§ **Task to carry out**
All the records that follow need to be reproduced exactly. Omit the images.

(Entries with figure data)

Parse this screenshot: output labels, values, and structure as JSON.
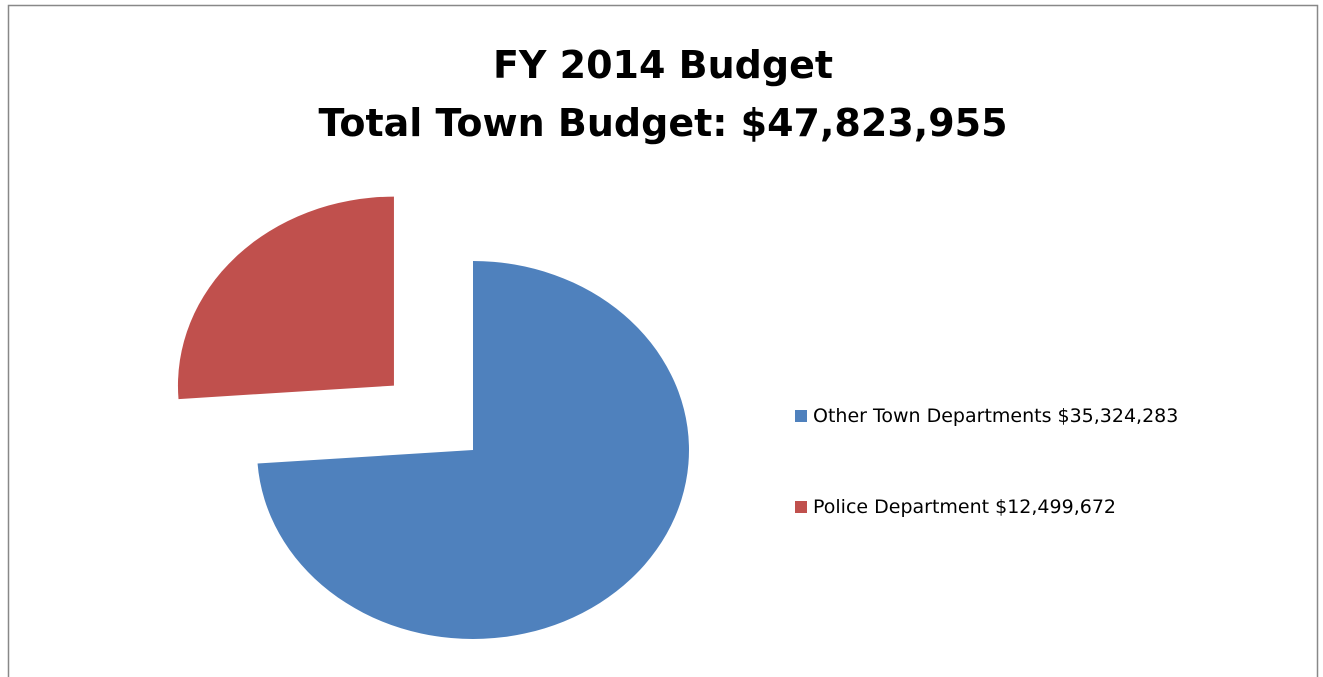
{
  "chart_data": {
    "type": "pie",
    "title": "FY 2014 Budget",
    "subtitle": "Total Town Budget: $47,823,955",
    "categories": [
      "Other Town Departments",
      "Police Department"
    ],
    "values": [
      35324283,
      12499672
    ],
    "value_labels": [
      "$35,324,283",
      "$12,499,672"
    ],
    "colors": [
      "#4f81bd",
      "#c0504d"
    ],
    "legend": "right"
  }
}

§ **Solved exercise**
Parse this screenshot: output labels, values, and structure as JSON.
{
  "chart_data": {
    "type": "pie",
    "title": "FY 2014 Budget",
    "subtitle": "Total Town Budget: $47,823,955",
    "categories": [
      "Other Town Departments",
      "Police Department"
    ],
    "values": [
      35324283,
      12499672
    ],
    "value_labels": [
      "$35,324,283",
      "$12,499,672"
    ],
    "colors": [
      "#4f81bd",
      "#c0504d"
    ],
    "legend": "right"
  }
}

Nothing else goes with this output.